**Work to be completed:**
Give back the records below exactly, every one, with no pictures.

**Dataset content:**
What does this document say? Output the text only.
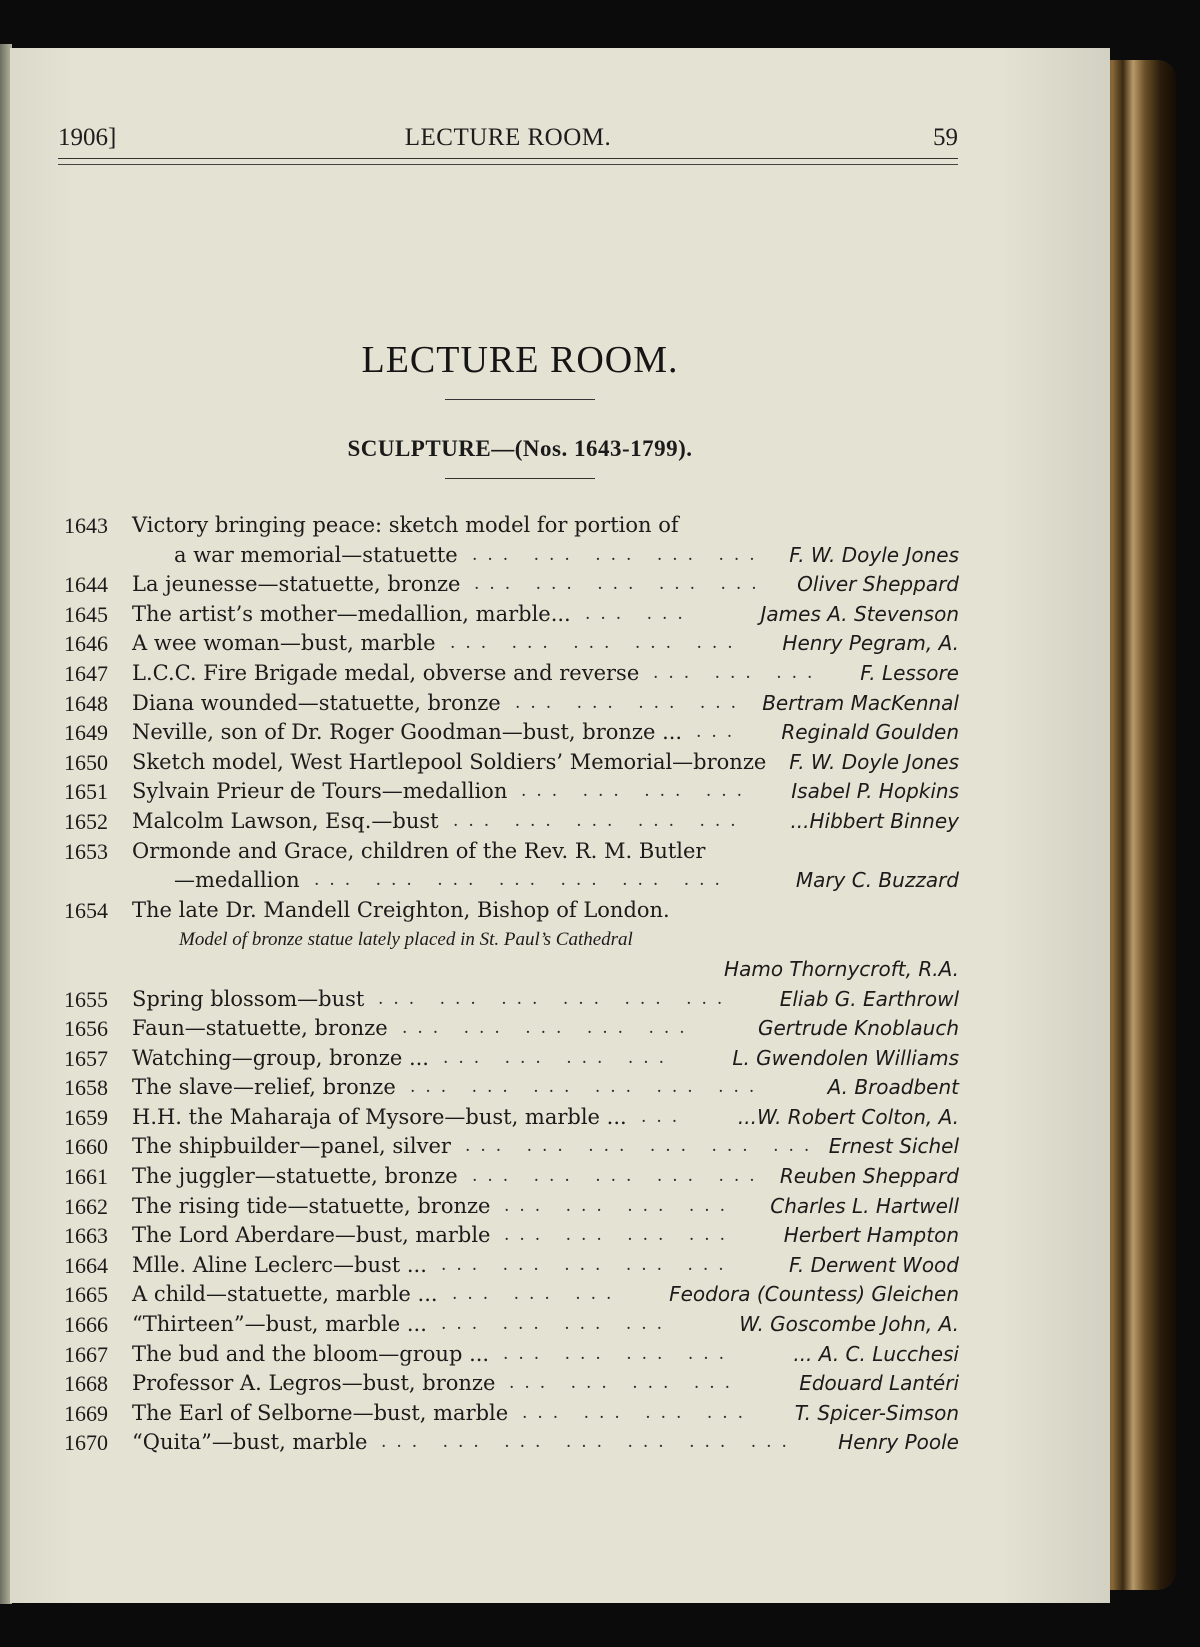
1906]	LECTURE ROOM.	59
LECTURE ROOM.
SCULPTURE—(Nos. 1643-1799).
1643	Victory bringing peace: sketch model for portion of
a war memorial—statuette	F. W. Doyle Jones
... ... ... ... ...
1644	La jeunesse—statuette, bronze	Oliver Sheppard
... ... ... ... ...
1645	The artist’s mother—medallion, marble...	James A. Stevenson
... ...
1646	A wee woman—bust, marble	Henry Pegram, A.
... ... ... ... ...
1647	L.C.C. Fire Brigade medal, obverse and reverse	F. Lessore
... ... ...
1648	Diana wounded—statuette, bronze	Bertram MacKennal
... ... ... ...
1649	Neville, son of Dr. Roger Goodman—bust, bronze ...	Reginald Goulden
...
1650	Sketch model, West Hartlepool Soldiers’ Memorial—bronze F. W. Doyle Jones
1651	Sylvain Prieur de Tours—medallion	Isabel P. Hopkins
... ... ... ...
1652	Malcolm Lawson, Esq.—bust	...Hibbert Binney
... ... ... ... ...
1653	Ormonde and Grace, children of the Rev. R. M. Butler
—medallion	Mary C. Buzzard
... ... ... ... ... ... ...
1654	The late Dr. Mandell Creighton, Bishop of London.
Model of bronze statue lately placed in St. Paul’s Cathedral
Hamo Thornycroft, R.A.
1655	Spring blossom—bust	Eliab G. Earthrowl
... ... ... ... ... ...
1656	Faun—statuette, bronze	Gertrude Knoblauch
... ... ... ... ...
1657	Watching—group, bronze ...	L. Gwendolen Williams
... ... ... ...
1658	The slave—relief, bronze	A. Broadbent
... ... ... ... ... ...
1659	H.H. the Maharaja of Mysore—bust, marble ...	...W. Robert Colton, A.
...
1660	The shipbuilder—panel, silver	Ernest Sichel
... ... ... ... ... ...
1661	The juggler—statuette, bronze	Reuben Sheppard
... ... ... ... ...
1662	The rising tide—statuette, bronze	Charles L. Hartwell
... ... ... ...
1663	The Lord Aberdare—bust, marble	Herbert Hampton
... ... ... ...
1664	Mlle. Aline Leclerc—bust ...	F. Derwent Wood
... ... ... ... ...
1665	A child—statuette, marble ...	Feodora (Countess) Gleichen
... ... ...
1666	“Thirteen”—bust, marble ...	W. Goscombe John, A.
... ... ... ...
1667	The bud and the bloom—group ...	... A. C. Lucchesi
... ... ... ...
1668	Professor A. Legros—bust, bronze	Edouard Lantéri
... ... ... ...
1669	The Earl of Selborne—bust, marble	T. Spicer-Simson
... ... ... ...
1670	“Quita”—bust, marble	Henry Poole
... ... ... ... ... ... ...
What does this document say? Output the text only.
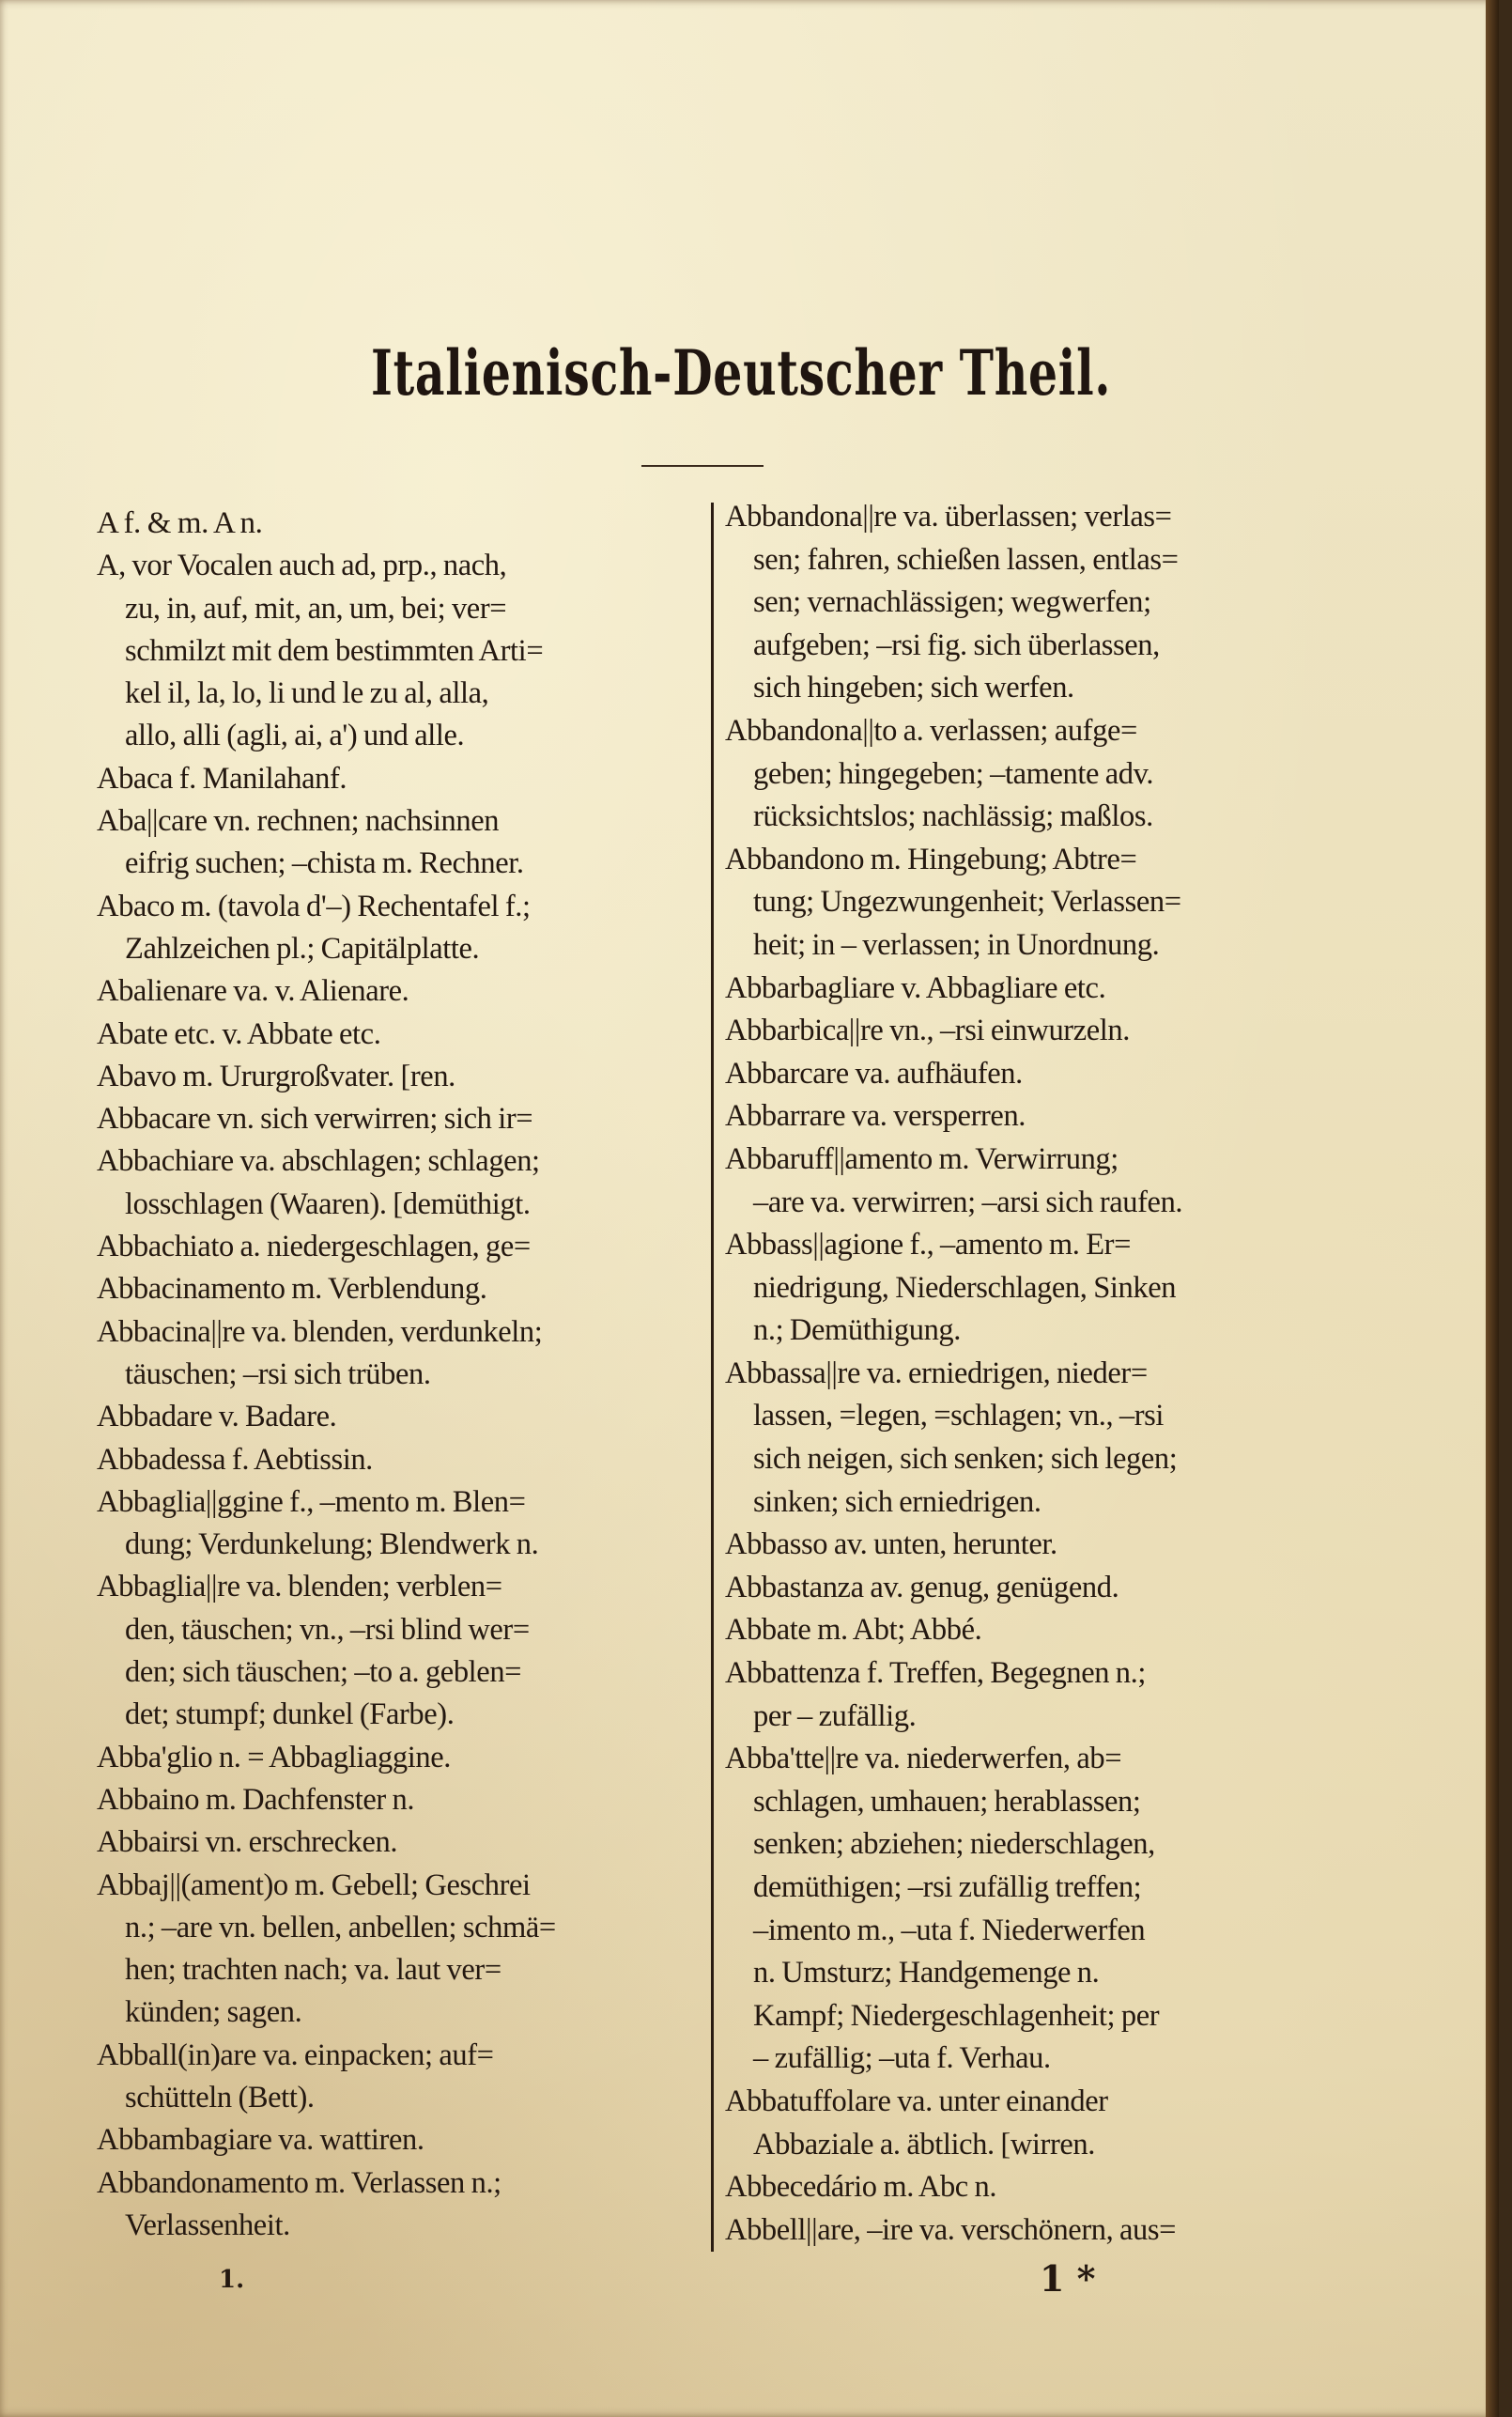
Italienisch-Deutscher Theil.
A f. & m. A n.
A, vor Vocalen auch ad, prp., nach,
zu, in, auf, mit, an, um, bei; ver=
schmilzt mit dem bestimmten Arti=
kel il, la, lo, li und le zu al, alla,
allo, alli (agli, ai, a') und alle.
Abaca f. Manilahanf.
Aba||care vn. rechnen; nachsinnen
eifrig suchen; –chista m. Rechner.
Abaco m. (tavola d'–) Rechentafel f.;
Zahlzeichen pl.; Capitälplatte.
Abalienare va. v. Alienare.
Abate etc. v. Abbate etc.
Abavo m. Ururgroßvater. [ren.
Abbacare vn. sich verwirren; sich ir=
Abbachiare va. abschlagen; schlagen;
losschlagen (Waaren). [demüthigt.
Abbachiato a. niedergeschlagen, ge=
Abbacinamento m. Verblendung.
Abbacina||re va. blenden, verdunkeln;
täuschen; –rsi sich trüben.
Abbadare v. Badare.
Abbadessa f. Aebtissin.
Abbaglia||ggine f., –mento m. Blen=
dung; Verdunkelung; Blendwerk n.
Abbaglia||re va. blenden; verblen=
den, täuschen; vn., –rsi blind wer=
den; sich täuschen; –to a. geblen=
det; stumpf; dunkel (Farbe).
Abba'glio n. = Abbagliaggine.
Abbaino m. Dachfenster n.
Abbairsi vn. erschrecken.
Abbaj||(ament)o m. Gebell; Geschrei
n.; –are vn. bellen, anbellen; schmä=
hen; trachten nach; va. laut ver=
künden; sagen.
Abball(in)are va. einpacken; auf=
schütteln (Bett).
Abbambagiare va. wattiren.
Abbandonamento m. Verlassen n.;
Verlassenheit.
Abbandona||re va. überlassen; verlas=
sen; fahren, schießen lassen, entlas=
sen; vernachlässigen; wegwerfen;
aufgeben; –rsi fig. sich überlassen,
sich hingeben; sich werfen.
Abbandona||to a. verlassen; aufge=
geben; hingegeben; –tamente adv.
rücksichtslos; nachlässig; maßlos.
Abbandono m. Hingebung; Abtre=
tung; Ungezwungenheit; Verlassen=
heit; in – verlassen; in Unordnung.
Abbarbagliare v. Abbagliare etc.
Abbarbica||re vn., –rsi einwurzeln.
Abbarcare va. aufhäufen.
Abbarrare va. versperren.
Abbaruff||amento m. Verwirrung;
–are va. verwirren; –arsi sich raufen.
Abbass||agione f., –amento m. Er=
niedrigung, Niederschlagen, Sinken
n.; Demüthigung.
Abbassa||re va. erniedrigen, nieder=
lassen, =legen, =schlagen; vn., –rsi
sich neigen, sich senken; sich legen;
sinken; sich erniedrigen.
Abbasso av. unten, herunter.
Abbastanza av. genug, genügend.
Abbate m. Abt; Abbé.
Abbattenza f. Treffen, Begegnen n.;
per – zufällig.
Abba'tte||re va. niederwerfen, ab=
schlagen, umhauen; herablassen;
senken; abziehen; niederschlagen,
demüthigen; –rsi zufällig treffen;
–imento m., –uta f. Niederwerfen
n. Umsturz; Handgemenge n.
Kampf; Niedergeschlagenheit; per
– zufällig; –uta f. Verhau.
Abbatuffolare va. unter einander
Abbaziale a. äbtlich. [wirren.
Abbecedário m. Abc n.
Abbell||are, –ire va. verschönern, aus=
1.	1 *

**Task answer:**
What does this document say? Output the text only.
1906]	LECTURE ROOM.	59
LECTURE ROOM.
SCULPTURE—(Nos. 1643-1799).
1643	Victory bringing peace: sketch model for portion of
a war memorial—statuette	F. W. Doyle Jones
... ... ... ... ...
1644	La jeunesse—statuette, bronze	Oliver Sheppard
... ... ... ... ...
1645	The artist’s mother—medallion, marble...	James A. Stevenson
... ...
1646	A wee woman—bust, marble	Henry Pegram, A.
... ... ... ... ...
1647	L.C.C. Fire Brigade medal, obverse and reverse	F. Lessore
... ... ...
1648	Diana wounded—statuette, bronze	Bertram MacKennal
... ... ... ...
1649	Neville, son of Dr. Roger Goodman—bust, bronze ...	Reginald Goulden
...
1650	Sketch model, West Hartlepool Soldiers’ Memorial—bronze F. W. Doyle Jones
1651	Sylvain Prieur de Tours—medallion	Isabel P. Hopkins
... ... ... ...
1652	Malcolm Lawson, Esq.—bust	...Hibbert Binney
... ... ... ... ...
1653	Ormonde and Grace, children of the Rev. R. M. Butler
—medallion	Mary C. Buzzard
... ... ... ... ... ... ...
1654	The late Dr. Mandell Creighton, Bishop of London.
Model of bronze statue lately placed in St. Paul’s Cathedral
Hamo Thornycroft, R.A.
1655	Spring blossom—bust	Eliab G. Earthrowl
... ... ... ... ... ...
1656	Faun—statuette, bronze	Gertrude Knoblauch
... ... ... ... ...
1657	Watching—group, bronze ...	L. Gwendolen Williams
... ... ... ...
1658	The slave—relief, bronze	A. Broadbent
... ... ... ... ... ...
1659	H.H. the Maharaja of Mysore—bust, marble ...	...W. Robert Colton, A.
...
1660	The shipbuilder—panel, silver	Ernest Sichel
... ... ... ... ... ...
1661	The juggler—statuette, bronze	Reuben Sheppard
... ... ... ... ...
1662	The rising tide—statuette, bronze	Charles L. Hartwell
... ... ... ...
1663	The Lord Aberdare—bust, marble	Herbert Hampton
... ... ... ...
1664	Mlle. Aline Leclerc—bust ...	F. Derwent Wood
... ... ... ... ...
1665	A child—statuette, marble ...	Feodora (Countess) Gleichen
... ... ...
1666	“Thirteen”—bust, marble ...	W. Goscombe John, A.
... ... ... ...
1667	The bud and the bloom—group ...	... A. C. Lucchesi
... ... ... ...
1668	Professor A. Legros—bust, bronze	Edouard Lantéri
... ... ... ...
1669	The Earl of Selborne—bust, marble	T. Spicer-Simson
... ... ... ...
1670	“Quita”—bust, marble	Henry Poole
... ... ... ... ... ... ...
What does this document say? Output the text only.
Italienisch-Deutscher Theil.
A f. & m. A n.
A, vor Vocalen auch ad, prp., nach,
zu, in, auf, mit, an, um, bei; ver=
schmilzt mit dem bestimmten Arti=
kel il, la, lo, li und le zu al, alla,
allo, alli (agli, ai, a') und alle.
Abaca f. Manilahanf.
Aba||care vn. rechnen; nachsinnen
eifrig suchen; –chista m. Rechner.
Abaco m. (tavola d'–) Rechentafel f.;
Zahlzeichen pl.; Capitälplatte.
Abalienare va. v. Alienare.
Abate etc. v. Abbate etc.
Abavo m. Ururgroßvater. [ren.
Abbacare vn. sich verwirren; sich ir=
Abbachiare va. abschlagen; schlagen;
losschlagen (Waaren). [demüthigt.
Abbachiato a. niedergeschlagen, ge=
Abbacinamento m. Verblendung.
Abbacina||re va. blenden, verdunkeln;
täuschen; –rsi sich trüben.
Abbadare v. Badare.
Abbadessa f. Aebtissin.
Abbaglia||ggine f., –mento m. Blen=
dung; Verdunkelung; Blendwerk n.
Abbaglia||re va. blenden; verblen=
den, täuschen; vn., –rsi blind wer=
den; sich täuschen; –to a. geblen=
det; stumpf; dunkel (Farbe).
Abba'glio n. = Abbagliaggine.
Abbaino m. Dachfenster n.
Abbairsi vn. erschrecken.
Abbaj||(ament)o m. Gebell; Geschrei
n.; –are vn. bellen, anbellen; schmä=
hen; trachten nach; va. laut ver=
künden; sagen.
Abball(in)are va. einpacken; auf=
schütteln (Bett).
Abbambagiare va. wattiren.
Abbandonamento m. Verlassen n.;
Verlassenheit.
Abbandona||re va. überlassen; verlas=
sen; fahren, schießen lassen, entlas=
sen; vernachlässigen; wegwerfen;
aufgeben; –rsi fig. sich überlassen,
sich hingeben; sich werfen.
Abbandona||to a. verlassen; aufge=
geben; hingegeben; –tamente adv.
rücksichtslos; nachlässig; maßlos.
Abbandono m. Hingebung; Abtre=
tung; Ungezwungenheit; Verlassen=
heit; in – verlassen; in Unordnung.
Abbarbagliare v. Abbagliare etc.
Abbarbica||re vn., –rsi einwurzeln.
Abbarcare va. aufhäufen.
Abbarrare va. versperren.
Abbaruff||amento m. Verwirrung;
–are va. verwirren; –arsi sich raufen.
Abbass||agione f., –amento m. Er=
niedrigung, Niederschlagen, Sinken
n.; Demüthigung.
Abbassa||re va. erniedrigen, nieder=
lassen, =legen, =schlagen; vn., –rsi
sich neigen, sich senken; sich legen;
sinken; sich erniedrigen.
Abbasso av. unten, herunter.
Abbastanza av. genug, genügend.
Abbate m. Abt; Abbé.
Abbattenza f. Treffen, Begegnen n.;
per – zufällig.
Abba'tte||re va. niederwerfen, ab=
schlagen, umhauen; herablassen;
senken; abziehen; niederschlagen,
demüthigen; –rsi zufällig treffen;
–imento m., –uta f. Niederwerfen
n. Umsturz; Handgemenge n.
Kampf; Niedergeschlagenheit; per
– zufällig; –uta f. Verhau.
Abbatuffolare va. unter einander
Abbaziale a. äbtlich. [wirren.
Abbecedário m. Abc n.
Abbell||are, –ire va. verschönern, aus=
1.	1 *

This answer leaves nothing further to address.